Extract every line that contains the word "manade".
============
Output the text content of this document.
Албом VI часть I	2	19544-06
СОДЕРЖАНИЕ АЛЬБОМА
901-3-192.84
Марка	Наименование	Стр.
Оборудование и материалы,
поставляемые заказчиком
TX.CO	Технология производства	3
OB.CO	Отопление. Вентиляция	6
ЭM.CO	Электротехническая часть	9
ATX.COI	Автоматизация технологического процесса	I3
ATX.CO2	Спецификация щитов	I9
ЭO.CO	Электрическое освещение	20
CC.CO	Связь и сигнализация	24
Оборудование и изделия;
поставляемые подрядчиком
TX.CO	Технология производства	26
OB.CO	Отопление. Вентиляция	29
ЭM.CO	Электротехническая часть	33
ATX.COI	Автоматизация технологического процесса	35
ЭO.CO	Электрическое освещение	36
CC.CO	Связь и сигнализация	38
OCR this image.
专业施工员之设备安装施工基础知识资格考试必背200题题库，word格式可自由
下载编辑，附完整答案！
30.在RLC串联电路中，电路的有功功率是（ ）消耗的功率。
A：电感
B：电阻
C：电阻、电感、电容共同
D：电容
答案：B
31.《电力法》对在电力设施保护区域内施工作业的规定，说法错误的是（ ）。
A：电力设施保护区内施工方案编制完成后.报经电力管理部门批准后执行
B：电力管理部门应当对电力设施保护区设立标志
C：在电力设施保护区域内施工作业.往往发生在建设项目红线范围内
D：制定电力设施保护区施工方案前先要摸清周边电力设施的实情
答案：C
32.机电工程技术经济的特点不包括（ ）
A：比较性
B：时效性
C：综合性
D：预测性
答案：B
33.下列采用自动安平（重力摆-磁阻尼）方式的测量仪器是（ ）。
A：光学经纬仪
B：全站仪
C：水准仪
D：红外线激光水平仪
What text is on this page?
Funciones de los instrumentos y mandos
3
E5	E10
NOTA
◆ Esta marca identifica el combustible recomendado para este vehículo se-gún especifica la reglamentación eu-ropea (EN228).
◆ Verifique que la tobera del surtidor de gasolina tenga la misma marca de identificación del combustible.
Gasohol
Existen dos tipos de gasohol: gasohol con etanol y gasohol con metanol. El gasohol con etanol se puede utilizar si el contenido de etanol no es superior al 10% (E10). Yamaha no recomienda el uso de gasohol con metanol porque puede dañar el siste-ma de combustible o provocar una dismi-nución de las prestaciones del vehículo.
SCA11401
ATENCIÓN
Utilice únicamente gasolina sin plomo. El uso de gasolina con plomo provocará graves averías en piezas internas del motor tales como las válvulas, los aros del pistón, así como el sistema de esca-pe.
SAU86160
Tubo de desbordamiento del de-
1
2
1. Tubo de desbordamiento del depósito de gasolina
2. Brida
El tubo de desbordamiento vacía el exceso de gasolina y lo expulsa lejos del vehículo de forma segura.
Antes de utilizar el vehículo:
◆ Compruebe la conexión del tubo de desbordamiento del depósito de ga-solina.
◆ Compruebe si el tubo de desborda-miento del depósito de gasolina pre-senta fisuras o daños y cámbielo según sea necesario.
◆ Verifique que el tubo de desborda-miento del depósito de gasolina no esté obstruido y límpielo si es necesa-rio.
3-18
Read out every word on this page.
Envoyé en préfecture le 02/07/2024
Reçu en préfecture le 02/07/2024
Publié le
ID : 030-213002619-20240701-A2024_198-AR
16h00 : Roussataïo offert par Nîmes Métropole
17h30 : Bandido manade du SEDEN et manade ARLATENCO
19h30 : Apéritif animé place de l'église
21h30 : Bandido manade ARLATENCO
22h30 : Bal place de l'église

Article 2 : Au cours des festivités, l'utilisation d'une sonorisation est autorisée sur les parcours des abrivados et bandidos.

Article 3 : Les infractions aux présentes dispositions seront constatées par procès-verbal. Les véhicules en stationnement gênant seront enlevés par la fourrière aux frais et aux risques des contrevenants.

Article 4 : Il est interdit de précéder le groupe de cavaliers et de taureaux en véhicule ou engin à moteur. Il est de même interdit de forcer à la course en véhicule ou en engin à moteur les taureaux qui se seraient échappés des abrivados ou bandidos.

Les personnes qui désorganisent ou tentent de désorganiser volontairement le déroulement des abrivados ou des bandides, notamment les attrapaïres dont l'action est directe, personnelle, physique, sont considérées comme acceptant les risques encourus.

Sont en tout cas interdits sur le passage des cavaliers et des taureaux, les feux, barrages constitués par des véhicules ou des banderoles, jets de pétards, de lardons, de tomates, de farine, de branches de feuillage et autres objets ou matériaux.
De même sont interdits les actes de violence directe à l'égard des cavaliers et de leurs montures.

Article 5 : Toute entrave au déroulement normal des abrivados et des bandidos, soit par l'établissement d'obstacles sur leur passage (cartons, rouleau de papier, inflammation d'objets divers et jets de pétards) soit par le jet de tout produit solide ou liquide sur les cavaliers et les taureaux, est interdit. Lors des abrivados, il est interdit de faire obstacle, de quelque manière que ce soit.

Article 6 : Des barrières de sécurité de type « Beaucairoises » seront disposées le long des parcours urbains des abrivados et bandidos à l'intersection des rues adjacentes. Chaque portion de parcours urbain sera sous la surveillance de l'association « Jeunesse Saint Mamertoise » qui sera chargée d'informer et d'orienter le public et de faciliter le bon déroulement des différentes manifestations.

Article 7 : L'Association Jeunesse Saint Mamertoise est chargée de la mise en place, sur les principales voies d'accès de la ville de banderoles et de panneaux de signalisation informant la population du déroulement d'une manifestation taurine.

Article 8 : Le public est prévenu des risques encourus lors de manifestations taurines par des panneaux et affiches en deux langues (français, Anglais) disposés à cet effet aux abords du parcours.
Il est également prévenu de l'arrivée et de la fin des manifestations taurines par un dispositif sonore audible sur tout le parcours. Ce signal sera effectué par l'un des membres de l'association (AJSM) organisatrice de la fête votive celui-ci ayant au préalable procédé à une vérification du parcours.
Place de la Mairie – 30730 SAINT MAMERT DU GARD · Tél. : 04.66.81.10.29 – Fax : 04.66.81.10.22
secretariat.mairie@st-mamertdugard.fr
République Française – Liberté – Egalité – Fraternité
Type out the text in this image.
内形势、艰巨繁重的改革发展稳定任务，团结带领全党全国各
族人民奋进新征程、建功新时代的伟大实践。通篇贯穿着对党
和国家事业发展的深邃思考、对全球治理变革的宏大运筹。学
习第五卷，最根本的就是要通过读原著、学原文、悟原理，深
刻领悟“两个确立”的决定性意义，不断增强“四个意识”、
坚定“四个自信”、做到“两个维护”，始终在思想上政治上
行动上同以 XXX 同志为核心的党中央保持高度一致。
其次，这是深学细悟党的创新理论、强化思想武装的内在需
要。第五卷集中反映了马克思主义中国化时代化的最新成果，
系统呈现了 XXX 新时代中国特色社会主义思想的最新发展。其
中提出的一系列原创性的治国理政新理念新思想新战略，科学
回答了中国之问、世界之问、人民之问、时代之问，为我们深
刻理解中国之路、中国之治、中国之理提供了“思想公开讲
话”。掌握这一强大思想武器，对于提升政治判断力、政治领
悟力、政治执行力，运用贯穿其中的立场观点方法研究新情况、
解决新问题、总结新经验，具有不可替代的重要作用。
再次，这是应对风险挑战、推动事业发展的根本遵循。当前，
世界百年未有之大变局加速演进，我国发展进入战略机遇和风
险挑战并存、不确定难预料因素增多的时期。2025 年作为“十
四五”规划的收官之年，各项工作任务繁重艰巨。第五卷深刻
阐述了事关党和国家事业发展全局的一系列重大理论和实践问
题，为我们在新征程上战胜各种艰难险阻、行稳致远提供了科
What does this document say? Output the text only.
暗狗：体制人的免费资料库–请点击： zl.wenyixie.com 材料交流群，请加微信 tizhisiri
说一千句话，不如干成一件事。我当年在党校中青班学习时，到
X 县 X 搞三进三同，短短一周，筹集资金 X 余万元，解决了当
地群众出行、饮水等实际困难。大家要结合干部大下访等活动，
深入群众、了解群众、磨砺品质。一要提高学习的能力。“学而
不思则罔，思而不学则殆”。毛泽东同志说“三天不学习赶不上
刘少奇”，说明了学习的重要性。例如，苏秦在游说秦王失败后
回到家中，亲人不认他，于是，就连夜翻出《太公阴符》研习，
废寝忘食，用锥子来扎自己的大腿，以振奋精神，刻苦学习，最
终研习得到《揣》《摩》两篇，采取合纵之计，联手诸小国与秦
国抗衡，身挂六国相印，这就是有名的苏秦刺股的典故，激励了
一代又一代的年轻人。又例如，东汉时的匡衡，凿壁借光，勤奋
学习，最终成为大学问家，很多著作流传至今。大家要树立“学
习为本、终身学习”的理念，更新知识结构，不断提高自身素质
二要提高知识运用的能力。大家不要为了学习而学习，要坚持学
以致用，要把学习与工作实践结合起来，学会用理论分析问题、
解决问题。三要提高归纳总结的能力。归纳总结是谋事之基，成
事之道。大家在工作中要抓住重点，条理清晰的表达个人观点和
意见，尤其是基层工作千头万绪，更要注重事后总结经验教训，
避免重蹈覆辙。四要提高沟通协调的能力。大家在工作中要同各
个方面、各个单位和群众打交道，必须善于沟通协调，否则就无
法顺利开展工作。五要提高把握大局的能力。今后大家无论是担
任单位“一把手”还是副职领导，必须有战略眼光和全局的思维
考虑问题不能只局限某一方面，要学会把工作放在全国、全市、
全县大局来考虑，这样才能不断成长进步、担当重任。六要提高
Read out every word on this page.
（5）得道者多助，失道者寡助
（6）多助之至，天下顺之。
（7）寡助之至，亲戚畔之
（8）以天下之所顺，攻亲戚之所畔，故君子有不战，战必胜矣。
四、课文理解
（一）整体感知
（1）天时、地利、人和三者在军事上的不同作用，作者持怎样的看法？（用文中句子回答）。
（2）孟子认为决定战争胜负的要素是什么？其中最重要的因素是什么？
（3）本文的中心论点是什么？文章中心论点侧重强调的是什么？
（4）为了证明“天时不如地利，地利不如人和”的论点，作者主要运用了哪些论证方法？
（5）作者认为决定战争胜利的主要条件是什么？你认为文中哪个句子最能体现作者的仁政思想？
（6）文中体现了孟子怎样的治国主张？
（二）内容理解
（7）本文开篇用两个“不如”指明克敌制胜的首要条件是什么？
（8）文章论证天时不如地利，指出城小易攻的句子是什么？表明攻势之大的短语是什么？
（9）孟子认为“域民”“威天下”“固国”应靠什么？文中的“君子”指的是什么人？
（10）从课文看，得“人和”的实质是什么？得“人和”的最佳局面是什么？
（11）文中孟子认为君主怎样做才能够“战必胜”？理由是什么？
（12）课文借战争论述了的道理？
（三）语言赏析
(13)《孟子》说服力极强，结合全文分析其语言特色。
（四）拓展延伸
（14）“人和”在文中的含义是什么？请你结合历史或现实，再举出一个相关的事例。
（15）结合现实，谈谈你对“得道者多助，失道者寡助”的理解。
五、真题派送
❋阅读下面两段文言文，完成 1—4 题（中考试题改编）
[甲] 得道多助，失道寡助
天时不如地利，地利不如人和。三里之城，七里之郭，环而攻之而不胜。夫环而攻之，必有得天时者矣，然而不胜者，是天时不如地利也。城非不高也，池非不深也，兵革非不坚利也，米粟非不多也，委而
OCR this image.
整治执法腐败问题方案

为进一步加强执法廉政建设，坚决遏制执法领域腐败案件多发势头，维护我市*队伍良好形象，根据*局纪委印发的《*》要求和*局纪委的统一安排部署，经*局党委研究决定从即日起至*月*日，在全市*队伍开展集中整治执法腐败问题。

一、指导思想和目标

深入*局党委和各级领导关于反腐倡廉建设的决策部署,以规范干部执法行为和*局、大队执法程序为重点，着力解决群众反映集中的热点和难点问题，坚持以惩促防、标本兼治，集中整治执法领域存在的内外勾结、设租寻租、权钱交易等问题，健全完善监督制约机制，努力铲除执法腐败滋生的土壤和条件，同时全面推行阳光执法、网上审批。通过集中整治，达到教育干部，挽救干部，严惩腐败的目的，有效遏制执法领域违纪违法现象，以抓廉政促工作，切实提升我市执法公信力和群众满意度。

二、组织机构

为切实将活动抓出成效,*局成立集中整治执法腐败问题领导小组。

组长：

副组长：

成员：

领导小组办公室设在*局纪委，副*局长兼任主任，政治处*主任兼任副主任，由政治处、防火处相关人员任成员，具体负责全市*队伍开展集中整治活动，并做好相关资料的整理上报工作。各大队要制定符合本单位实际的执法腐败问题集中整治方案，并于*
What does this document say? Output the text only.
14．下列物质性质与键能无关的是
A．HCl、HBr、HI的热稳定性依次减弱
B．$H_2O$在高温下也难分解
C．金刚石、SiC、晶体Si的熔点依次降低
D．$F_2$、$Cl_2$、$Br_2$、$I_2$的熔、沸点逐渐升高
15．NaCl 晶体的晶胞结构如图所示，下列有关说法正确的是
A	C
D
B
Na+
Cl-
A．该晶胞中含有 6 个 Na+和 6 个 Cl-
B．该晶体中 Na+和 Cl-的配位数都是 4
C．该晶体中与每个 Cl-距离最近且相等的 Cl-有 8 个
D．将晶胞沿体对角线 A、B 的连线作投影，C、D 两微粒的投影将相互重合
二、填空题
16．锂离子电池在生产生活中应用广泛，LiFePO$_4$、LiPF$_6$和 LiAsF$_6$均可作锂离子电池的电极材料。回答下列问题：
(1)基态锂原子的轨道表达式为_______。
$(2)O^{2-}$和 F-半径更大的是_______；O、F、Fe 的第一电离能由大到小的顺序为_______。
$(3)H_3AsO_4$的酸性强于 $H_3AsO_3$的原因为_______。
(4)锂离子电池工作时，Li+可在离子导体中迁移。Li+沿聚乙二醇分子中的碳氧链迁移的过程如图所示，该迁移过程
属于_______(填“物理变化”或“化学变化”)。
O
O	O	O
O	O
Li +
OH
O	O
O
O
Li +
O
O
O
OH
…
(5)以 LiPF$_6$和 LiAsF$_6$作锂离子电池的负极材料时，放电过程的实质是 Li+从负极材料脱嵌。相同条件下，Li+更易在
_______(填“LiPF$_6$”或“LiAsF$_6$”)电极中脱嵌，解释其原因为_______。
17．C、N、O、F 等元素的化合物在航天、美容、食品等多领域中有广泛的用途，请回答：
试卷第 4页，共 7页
============
▶ _Response_
17h30 : Bandido manade du SEDEN et manade ARLATENCO
21h30 : Bandido manade ARLATENCO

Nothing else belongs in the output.